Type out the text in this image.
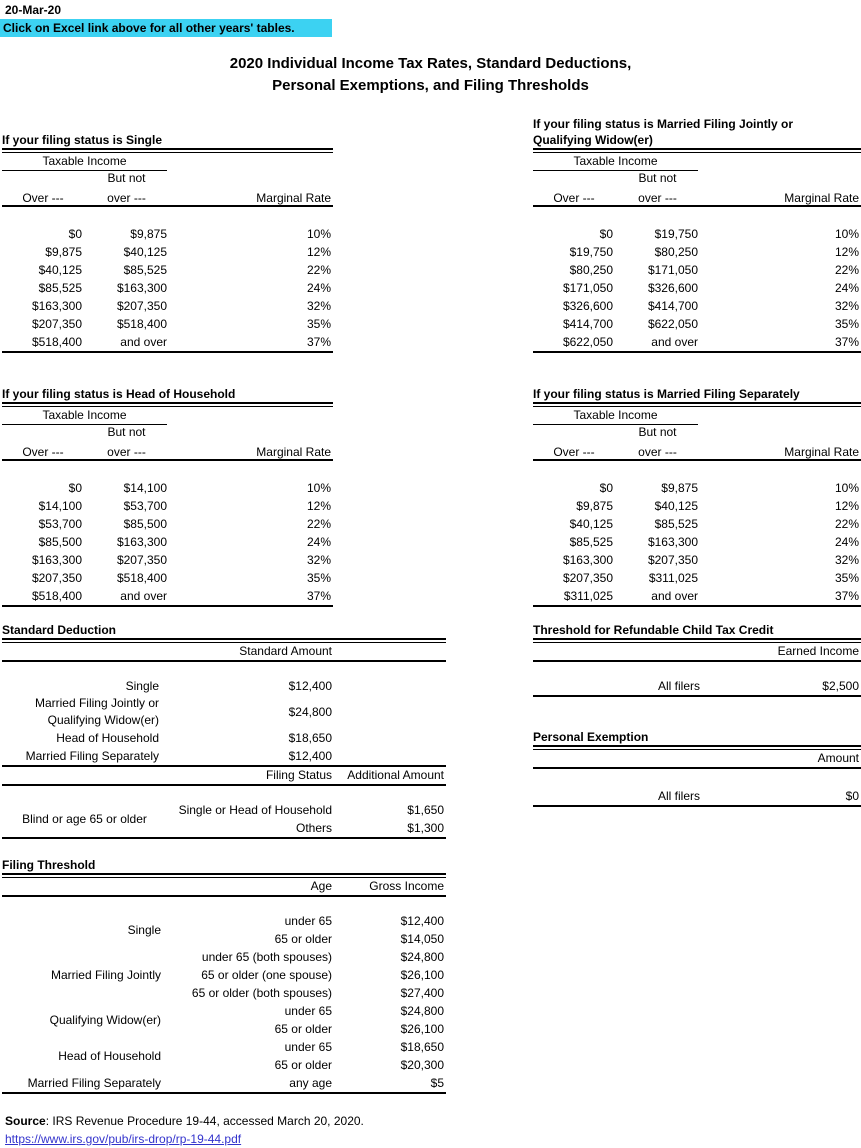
20-Mar-20
Click on Excel link above for all other years' tables.
2020 Individual Income Tax Rates, Standard Deductions,
Personal Exemptions, and Filing Thresholds
If your filing status is Single
Taxable Income
But not
Over ---	over ---	Marginal Rate
$0	$9,875	10%
$9,875	$40,125	12%
$40,125	$85,525	22%
$85,525	$163,300	24%
$163,300	$207,350	32%
$207,350	$518,400	35%
$518,400	and over	37%
If your filing status is Married Filing Jointly or
Qualifying Widow(er)
Taxable Income
But not
Over ---	over ---	Marginal Rate
$0	$19,750	10%
$19,750	$80,250	12%
$80,250	$171,050	22%
$171,050	$326,600	24%
$326,600	$414,700	32%
$414,700	$622,050	35%
$622,050	and over	37%
If your filing status is Head of Household
Taxable Income
But not
Over ---	over ---	Marginal Rate
$0	$14,100	10%
$14,100	$53,700	12%
$53,700	$85,500	22%
$85,500	$163,300	24%
$163,300	$207,350	32%
$207,350	$518,400	35%
$518,400	and over	37%
If your filing status is Married Filing Separately
Taxable Income
But not
Over ---	over ---	Marginal Rate
$0	$9,875	10%
$9,875	$40,125	12%
$40,125	$85,525	22%
$85,525	$163,300	24%
$163,300	$207,350	32%
$207,350	$311,025	35%
$311,025	and over	37%
Standard Deduction
Standard Amount
Single	$12,400
Married Filing Jointly or
Qualifying Widow(er)
$24,800
Head of Household	$18,650
Married Filing Separately	$12,400
Filing Status	Additional Amount
Blind or age 65 or older
Single or Head of Household	$1,650
Others	$1,300
Threshold for Refundable Child Tax Credit
Earned Income
All filers	$2,500
Personal Exemption
Amount
All filers	$0
Filing Threshold
Age	Gross Income
Single
under 65	$12,400
65 or older	$14,050
Married Filing Jointly
under 65 (both spouses)	$24,800
65 or older (one spouse)	$26,100
65 or older (both spouses)	$27,400
Qualifying Widow(er)
under 65	$24,800
65 or older	$26,100
Head of Household
under 65	$18,650
65 or older	$20,300
Married Filing Separately	any age	$5
Source: IRS Revenue Procedure 19-44, accessed March 20, 2020.
https://www.irs.gov/pub/irs-drop/rp-19-44.pdf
•••••
Task prompt
Exactly reproduce each record, leaving out any pictures.

Output below
Type out the text in this image.
20-Mar-20
Click on Excel link above for all other years' tables.
2020 Individual Income Tax Rates, Standard Deductions,
Personal Exemptions, and Filing Thresholds
If your filing status is Single
Taxable Income
But not
Over ---	over ---	Marginal Rate
$0	$9,875	10%
$9,875	$40,125	12%
$40,125	$85,525	22%
$85,525	$163,300	24%
$163,300	$207,350	32%
$207,350	$518,400	35%
$518,400	and over	37%
If your filing status is Married Filing Jointly or
Qualifying Widow(er)
Taxable Income
But not
Over ---	over ---	Marginal Rate
$0	$19,750	10%
$19,750	$80,250	12%
$80,250	$171,050	22%
$171,050	$326,600	24%
$326,600	$414,700	32%
$414,700	$622,050	35%
$622,050	and over	37%
If your filing status is Head of Household
Taxable Income
But not
Over ---	over ---	Marginal Rate
$0	$14,100	10%
$14,100	$53,700	12%
$53,700	$85,500	22%
$85,500	$163,300	24%
$163,300	$207,350	32%
$207,350	$518,400	35%
$518,400	and over	37%
If your filing status is Married Filing Separately
Taxable Income
But not
Over ---	over ---	Marginal Rate
$0	$9,875	10%
$9,875	$40,125	12%
$40,125	$85,525	22%
$85,525	$163,300	24%
$163,300	$207,350	32%
$207,350	$311,025	35%
$311,025	and over	37%
Standard Deduction
Standard Amount
Single	$12,400
Married Filing Jointly or
Qualifying Widow(er)
$24,800
Head of Household	$18,650
Married Filing Separately	$12,400
Filing Status	Additional Amount
Blind or age 65 or older
Single or Head of Household	$1,650
Others	$1,300
Threshold for Refundable Child Tax Credit
Earned Income
All filers	$2,500
Personal Exemption
Amount
All filers	$0
Filing Threshold
Age	Gross Income
Single
under 65	$12,400
65 or older	$14,050
Married Filing Jointly
under 65 (both spouses)	$24,800
65 or older (one spouse)	$26,100
65 or older (both spouses)	$27,400
Qualifying Widow(er)
under 65	$24,800
65 or older	$26,100
Head of Household
under 65	$18,650
65 or older	$20,300
Married Filing Separately	any age	$5
Source: IRS Revenue Procedure 19-44, accessed March 20, 2020.
https://www.irs.gov/pub/irs-drop/rp-19-44.pdf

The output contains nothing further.